-- Opening Marker --

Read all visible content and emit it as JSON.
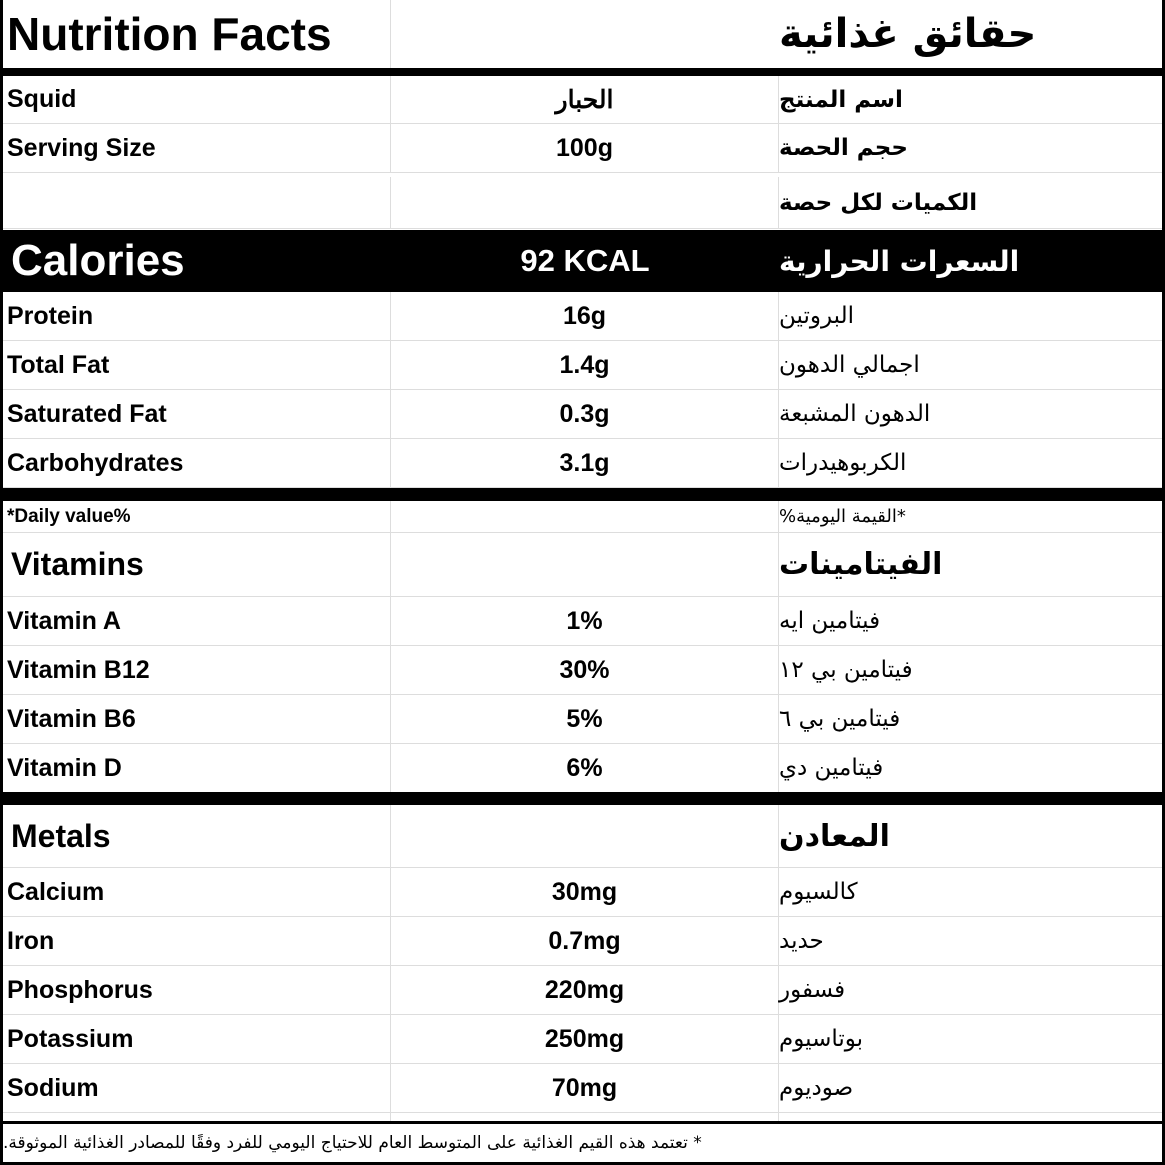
{
  "title": {
    "en": "Nutrition Facts",
    "ar": "حقائق غذائية"
  },
  "product": {
    "en": "Squid",
    "value": "الحبار",
    "ar": "اسم المنتج"
  },
  "serving": {
    "en": "Serving Size",
    "value": "100g",
    "ar": "حجم الحصة"
  },
  "per_serving": {
    "ar": "الكميات لكل حصة"
  },
  "calories": {
    "en": "Calories",
    "value": "92 KCAL",
    "ar": "السعرات الحرارية"
  },
  "macros": [
    {
      "en": "Protein",
      "value": "16g",
      "ar": "البروتين"
    },
    {
      "en": "Total Fat",
      "value": "1.4g",
      "ar": "اجمالي الدهون"
    },
    {
      "en": "Saturated Fat",
      "value": "0.3g",
      "ar": "الدهون المشبعة"
    },
    {
      "en": "Carbohydrates",
      "value": "3.1g",
      "ar": "الكربوهيدرات"
    }
  ],
  "daily_value": {
    "en": "*Daily value%",
    "ar": "*القيمة اليومية%"
  },
  "vitamins": {
    "en": "Vitamins",
    "ar": "الفيتامينات",
    "items": [
      {
        "en": "Vitamin A",
        "value": "1%",
        "ar": "فيتامين ايه"
      },
      {
        "en": "Vitamin B12",
        "value": "30%",
        "ar": "فيتامين بي ١٢"
      },
      {
        "en": "Vitamin B6",
        "value": "5%",
        "ar": "فيتامين بي ٦"
      },
      {
        "en": "Vitamin D",
        "value": "6%",
        "ar": "فيتامين دي"
      }
    ]
  },
  "metals": {
    "en": "Metals",
    "ar": "المعادن",
    "items": [
      {
        "en": "Calcium",
        "value": "30mg",
        "ar": "كالسيوم"
      },
      {
        "en": "Iron",
        "value": "0.7mg",
        "ar": "حديد"
      },
      {
        "en": "Phosphorus",
        "value": "220mg",
        "ar": "فسفور"
      },
      {
        "en": "Potassium",
        "value": "250mg",
        "ar": "بوتاسيوم"
      },
      {
        "en": "Sodium",
        "value": "70mg",
        "ar": "صوديوم"
      }
    ]
  },
  "footnote": "* تعتمد هذه القيم الغذائية على المتوسط العام للاحتياج اليومي للفرد وفقًا للمصادر الغذائية الموثوقة."
}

-- Closing Marker --

→ **Try it**: Pictures in the records must not appear in the copy; transcribe everything else precisely.

→ **Solution to this task**:
Read all visible content and emit it as JSON.
{
  "title": {
    "en": "Nutrition Facts",
    "ar": "حقائق غذائية"
  },
  "product": {
    "en": "Squid",
    "value": "الحبار",
    "ar": "اسم المنتج"
  },
  "serving": {
    "en": "Serving Size",
    "value": "100g",
    "ar": "حجم الحصة"
  },
  "per_serving": {
    "ar": "الكميات لكل حصة"
  },
  "calories": {
    "en": "Calories",
    "value": "92 KCAL",
    "ar": "السعرات الحرارية"
  },
  "macros": [
    {
      "en": "Protein",
      "value": "16g",
      "ar": "البروتين"
    },
    {
      "en": "Total Fat",
      "value": "1.4g",
      "ar": "اجمالي الدهون"
    },
    {
      "en": "Saturated Fat",
      "value": "0.3g",
      "ar": "الدهون المشبعة"
    },
    {
      "en": "Carbohydrates",
      "value": "3.1g",
      "ar": "الكربوهيدرات"
    }
  ],
  "daily_value": {
    "en": "*Daily value%",
    "ar": "*القيمة اليومية%"
  },
  "vitamins": {
    "en": "Vitamins",
    "ar": "الفيتامينات",
    "items": [
      {
        "en": "Vitamin A",
        "value": "1%",
        "ar": "فيتامين ايه"
      },
      {
        "en": "Vitamin B12",
        "value": "30%",
        "ar": "فيتامين بي ١٢"
      },
      {
        "en": "Vitamin B6",
        "value": "5%",
        "ar": "فيتامين بي ٦"
      },
      {
        "en": "Vitamin D",
        "value": "6%",
        "ar": "فيتامين دي"
      }
    ]
  },
  "metals": {
    "en": "Metals",
    "ar": "المعادن",
    "items": [
      {
        "en": "Calcium",
        "value": "30mg",
        "ar": "كالسيوم"
      },
      {
        "en": "Iron",
        "value": "0.7mg",
        "ar": "حديد"
      },
      {
        "en": "Phosphorus",
        "value": "220mg",
        "ar": "فسفور"
      },
      {
        "en": "Potassium",
        "value": "250mg",
        "ar": "بوتاسيوم"
      },
      {
        "en": "Sodium",
        "value": "70mg",
        "ar": "صوديوم"
      }
    ]
  },
  "footnote": "* تعتمد هذه القيم الغذائية على المتوسط العام للاحتياج اليومي للفرد وفقًا للمصادر الغذائية الموثوقة."
}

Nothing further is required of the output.